[Saved entries]
------
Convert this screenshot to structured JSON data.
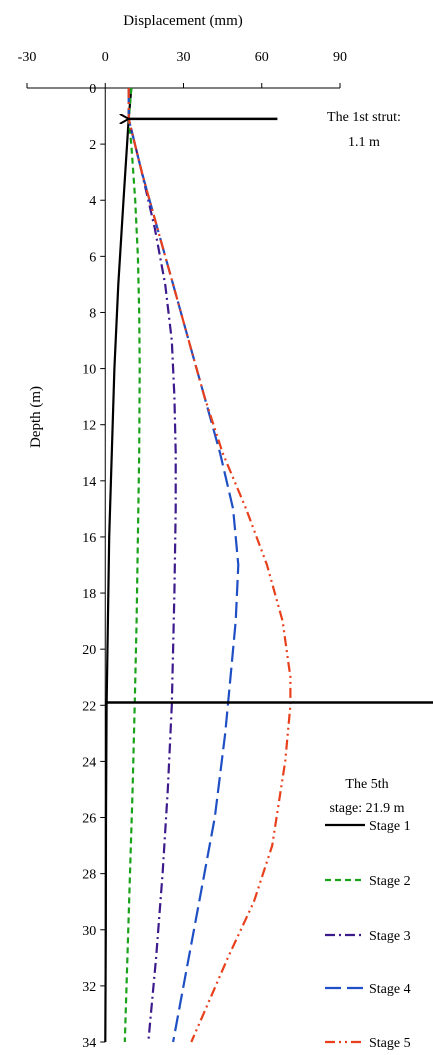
{
  "chart_data": {
    "type": "line",
    "xlabel": "Displacement (mm)",
    "ylabel": "Depth (m)",
    "xlim": [
      -30,
      90
    ],
    "ylim": [
      0,
      34
    ],
    "y_inverted": true,
    "x_axis_position": "top",
    "x_ticks": [
      -30,
      0,
      30,
      60,
      90
    ],
    "y_ticks": [
      0,
      2,
      4,
      6,
      8,
      10,
      12,
      14,
      16,
      18,
      20,
      22,
      24,
      26,
      28,
      30,
      32,
      34
    ],
    "grid": false,
    "legend_position": "bottom-right",
    "series": [
      {
        "name": "Stage 1",
        "color": "#000000",
        "dash": "solid",
        "points": [
          [
            10,
            0
          ],
          [
            9,
            1.1
          ],
          [
            7,
            4
          ],
          [
            5,
            7
          ],
          [
            3.5,
            10
          ],
          [
            2.5,
            13
          ],
          [
            1.5,
            16
          ],
          [
            1,
            19
          ],
          [
            0.5,
            22
          ],
          [
            0.3,
            26
          ],
          [
            0.2,
            30
          ],
          [
            0,
            34
          ]
        ]
      },
      {
        "name": "Stage 2",
        "color": "#1aa31a",
        "dash": "dashed",
        "points": [
          [
            10,
            0
          ],
          [
            9,
            1.1
          ],
          [
            10,
            2
          ],
          [
            11.5,
            4
          ],
          [
            12.5,
            6
          ],
          [
            13,
            8
          ],
          [
            13.2,
            10
          ],
          [
            13,
            13
          ],
          [
            12.5,
            16
          ],
          [
            12,
            19
          ],
          [
            11.3,
            22
          ],
          [
            10.5,
            25
          ],
          [
            9.5,
            28
          ],
          [
            8.5,
            31
          ],
          [
            7.5,
            34
          ]
        ]
      },
      {
        "name": "Stage 3",
        "color": "#3d1a8c",
        "dash": "dashdot",
        "points": [
          [
            9,
            0
          ],
          [
            9,
            1.1
          ],
          [
            14,
            3
          ],
          [
            19,
            5
          ],
          [
            23,
            7
          ],
          [
            25.5,
            9
          ],
          [
            26.5,
            11
          ],
          [
            27,
            13
          ],
          [
            27,
            15
          ],
          [
            26.5,
            18
          ],
          [
            26,
            20
          ],
          [
            25.5,
            22
          ],
          [
            24,
            25
          ],
          [
            22,
            28
          ],
          [
            19.5,
            31
          ],
          [
            16.5,
            34
          ]
        ]
      },
      {
        "name": "Stage 4",
        "color": "#1f4fc4",
        "dash": "longdash",
        "points": [
          [
            9,
            0
          ],
          [
            9,
            1.1
          ],
          [
            14,
            3
          ],
          [
            20,
            5
          ],
          [
            26,
            7
          ],
          [
            32,
            9
          ],
          [
            38,
            11
          ],
          [
            44,
            13
          ],
          [
            49,
            15
          ],
          [
            51,
            17
          ],
          [
            50,
            19
          ],
          [
            48,
            21
          ],
          [
            46,
            23
          ],
          [
            42,
            26
          ],
          [
            36,
            29
          ],
          [
            30,
            32
          ],
          [
            26,
            34
          ]
        ]
      },
      {
        "name": "Stage 5",
        "color": "#e8401c",
        "dash": "dashdotdot",
        "points": [
          [
            9,
            0
          ],
          [
            9,
            1.1
          ],
          [
            14,
            3
          ],
          [
            20,
            5
          ],
          [
            26,
            7
          ],
          [
            32,
            9
          ],
          [
            38,
            11
          ],
          [
            45,
            13
          ],
          [
            54,
            15
          ],
          [
            62,
            17
          ],
          [
            68,
            19
          ],
          [
            71,
            21
          ],
          [
            71,
            22
          ],
          [
            69,
            24
          ],
          [
            64,
            27
          ],
          [
            57,
            29
          ],
          [
            47,
            31
          ],
          [
            40,
            32.5
          ],
          [
            33,
            34
          ]
        ]
      }
    ],
    "annotations": [
      {
        "text_lines": [
          "The 1st strut:",
          "1.1 m"
        ],
        "depth": 1.1,
        "kind": "arrow",
        "arrow_from_x": 66,
        "arrow_to_x": 9
      },
      {
        "text_lines": [
          "The 5th",
          "stage: 21.9 m"
        ],
        "depth": 21.9,
        "kind": "line"
      }
    ]
  }
}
------
Pull out every line in the material above where "dash" occurs.

        "dash": "solid",
        "dash": "dashed",
        "dash": "dashdot",
        "dash": "longdash",
        "dash": "dashdotdot",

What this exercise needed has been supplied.